* START RECORDS SHOWN *
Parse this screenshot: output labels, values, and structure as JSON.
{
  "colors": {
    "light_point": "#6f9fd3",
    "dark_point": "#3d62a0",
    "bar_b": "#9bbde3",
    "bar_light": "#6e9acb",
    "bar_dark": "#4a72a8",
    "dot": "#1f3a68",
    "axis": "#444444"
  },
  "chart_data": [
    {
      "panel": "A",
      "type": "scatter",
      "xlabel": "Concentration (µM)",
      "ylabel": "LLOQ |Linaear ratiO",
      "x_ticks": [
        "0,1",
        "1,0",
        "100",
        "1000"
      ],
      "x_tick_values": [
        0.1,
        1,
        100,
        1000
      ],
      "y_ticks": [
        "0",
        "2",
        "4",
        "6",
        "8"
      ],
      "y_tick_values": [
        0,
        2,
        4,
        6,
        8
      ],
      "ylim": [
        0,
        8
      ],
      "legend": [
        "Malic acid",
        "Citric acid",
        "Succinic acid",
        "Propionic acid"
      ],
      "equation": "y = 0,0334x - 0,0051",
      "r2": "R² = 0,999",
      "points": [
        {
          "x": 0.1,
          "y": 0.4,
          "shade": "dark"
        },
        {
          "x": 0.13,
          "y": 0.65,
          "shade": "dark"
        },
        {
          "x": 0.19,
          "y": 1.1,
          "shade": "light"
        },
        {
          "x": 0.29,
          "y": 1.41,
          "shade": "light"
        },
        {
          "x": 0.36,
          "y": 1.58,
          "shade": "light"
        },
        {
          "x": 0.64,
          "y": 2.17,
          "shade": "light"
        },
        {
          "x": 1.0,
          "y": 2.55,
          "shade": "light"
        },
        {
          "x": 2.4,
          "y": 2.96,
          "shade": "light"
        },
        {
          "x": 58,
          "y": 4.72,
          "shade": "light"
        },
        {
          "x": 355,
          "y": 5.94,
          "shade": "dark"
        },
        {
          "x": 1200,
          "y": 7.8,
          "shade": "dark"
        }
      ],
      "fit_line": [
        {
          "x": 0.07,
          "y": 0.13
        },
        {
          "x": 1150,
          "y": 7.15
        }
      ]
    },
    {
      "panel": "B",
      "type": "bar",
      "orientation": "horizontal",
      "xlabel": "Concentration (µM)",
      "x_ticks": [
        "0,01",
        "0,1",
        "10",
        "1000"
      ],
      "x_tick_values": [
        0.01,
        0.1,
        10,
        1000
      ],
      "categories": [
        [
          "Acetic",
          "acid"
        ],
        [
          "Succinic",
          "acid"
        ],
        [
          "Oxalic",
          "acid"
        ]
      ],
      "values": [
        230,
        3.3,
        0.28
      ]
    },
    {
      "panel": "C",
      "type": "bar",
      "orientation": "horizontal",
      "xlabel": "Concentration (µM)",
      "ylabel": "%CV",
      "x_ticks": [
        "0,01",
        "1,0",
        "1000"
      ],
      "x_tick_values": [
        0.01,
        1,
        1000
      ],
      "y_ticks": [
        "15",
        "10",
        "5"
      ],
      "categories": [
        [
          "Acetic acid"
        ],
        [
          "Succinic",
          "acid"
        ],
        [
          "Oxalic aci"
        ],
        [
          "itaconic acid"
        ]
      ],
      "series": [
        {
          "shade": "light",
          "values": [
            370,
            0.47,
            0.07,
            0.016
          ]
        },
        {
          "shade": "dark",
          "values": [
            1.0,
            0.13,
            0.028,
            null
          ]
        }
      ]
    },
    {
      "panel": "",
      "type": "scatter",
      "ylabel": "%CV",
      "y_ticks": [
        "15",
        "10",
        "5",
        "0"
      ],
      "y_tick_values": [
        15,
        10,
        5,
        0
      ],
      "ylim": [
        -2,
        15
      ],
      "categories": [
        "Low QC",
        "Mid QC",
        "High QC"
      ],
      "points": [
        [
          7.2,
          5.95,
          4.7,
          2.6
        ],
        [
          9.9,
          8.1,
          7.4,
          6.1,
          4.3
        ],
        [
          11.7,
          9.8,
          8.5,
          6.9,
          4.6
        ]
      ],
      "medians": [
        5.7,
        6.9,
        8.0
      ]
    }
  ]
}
* END RECORDS SHOWN *
Every entry should be output exactly as written, please.

Parse this screenshot: output labels, values, and structure as JSON.
{
  "colors": {
    "light_point": "#6f9fd3",
    "dark_point": "#3d62a0",
    "bar_b": "#9bbde3",
    "bar_light": "#6e9acb",
    "bar_dark": "#4a72a8",
    "dot": "#1f3a68",
    "axis": "#444444"
  },
  "chart_data": [
    {
      "panel": "A",
      "type": "scatter",
      "xlabel": "Concentration (µM)",
      "ylabel": "LLOQ |Linaear ratiO",
      "x_ticks": [
        "0,1",
        "1,0",
        "100",
        "1000"
      ],
      "x_tick_values": [
        0.1,
        1,
        100,
        1000
      ],
      "y_ticks": [
        "0",
        "2",
        "4",
        "6",
        "8"
      ],
      "y_tick_values": [
        0,
        2,
        4,
        6,
        8
      ],
      "ylim": [
        0,
        8
      ],
      "legend": [
        "Malic acid",
        "Citric acid",
        "Succinic acid",
        "Propionic acid"
      ],
      "equation": "y = 0,0334x - 0,0051",
      "r2": "R² = 0,999",
      "points": [
        {
          "x": 0.1,
          "y": 0.4,
          "shade": "dark"
        },
        {
          "x": 0.13,
          "y": 0.65,
          "shade": "dark"
        },
        {
          "x": 0.19,
          "y": 1.1,
          "shade": "light"
        },
        {
          "x": 0.29,
          "y": 1.41,
          "shade": "light"
        },
        {
          "x": 0.36,
          "y": 1.58,
          "shade": "light"
        },
        {
          "x": 0.64,
          "y": 2.17,
          "shade": "light"
        },
        {
          "x": 1.0,
          "y": 2.55,
          "shade": "light"
        },
        {
          "x": 2.4,
          "y": 2.96,
          "shade": "light"
        },
        {
          "x": 58,
          "y": 4.72,
          "shade": "light"
        },
        {
          "x": 355,
          "y": 5.94,
          "shade": "dark"
        },
        {
          "x": 1200,
          "y": 7.8,
          "shade": "dark"
        }
      ],
      "fit_line": [
        {
          "x": 0.07,
          "y": 0.13
        },
        {
          "x": 1150,
          "y": 7.15
        }
      ]
    },
    {
      "panel": "B",
      "type": "bar",
      "orientation": "horizontal",
      "xlabel": "Concentration (µM)",
      "x_ticks": [
        "0,01",
        "0,1",
        "10",
        "1000"
      ],
      "x_tick_values": [
        0.01,
        0.1,
        10,
        1000
      ],
      "categories": [
        [
          "Acetic",
          "acid"
        ],
        [
          "Succinic",
          "acid"
        ],
        [
          "Oxalic",
          "acid"
        ]
      ],
      "values": [
        230,
        3.3,
        0.28
      ]
    },
    {
      "panel": "C",
      "type": "bar",
      "orientation": "horizontal",
      "xlabel": "Concentration (µM)",
      "ylabel": "%CV",
      "x_ticks": [
        "0,01",
        "1,0",
        "1000"
      ],
      "x_tick_values": [
        0.01,
        1,
        1000
      ],
      "y_ticks": [
        "15",
        "10",
        "5"
      ],
      "categories": [
        [
          "Acetic acid"
        ],
        [
          "Succinic",
          "acid"
        ],
        [
          "Oxalic aci"
        ],
        [
          "itaconic acid"
        ]
      ],
      "series": [
        {
          "shade": "light",
          "values": [
            370,
            0.47,
            0.07,
            0.016
          ]
        },
        {
          "shade": "dark",
          "values": [
            1.0,
            0.13,
            0.028,
            null
          ]
        }
      ]
    },
    {
      "panel": "",
      "type": "scatter",
      "ylabel": "%CV",
      "y_ticks": [
        "15",
        "10",
        "5",
        "0"
      ],
      "y_tick_values": [
        15,
        10,
        5,
        0
      ],
      "ylim": [
        -2,
        15
      ],
      "categories": [
        "Low QC",
        "Mid QC",
        "High QC"
      ],
      "points": [
        [
          7.2,
          5.95,
          4.7,
          2.6
        ],
        [
          9.9,
          8.1,
          7.4,
          6.1,
          4.3
        ],
        [
          11.7,
          9.8,
          8.5,
          6.9,
          4.6
        ]
      ],
      "medians": [
        5.7,
        6.9,
        8.0
      ]
    }
  ]
}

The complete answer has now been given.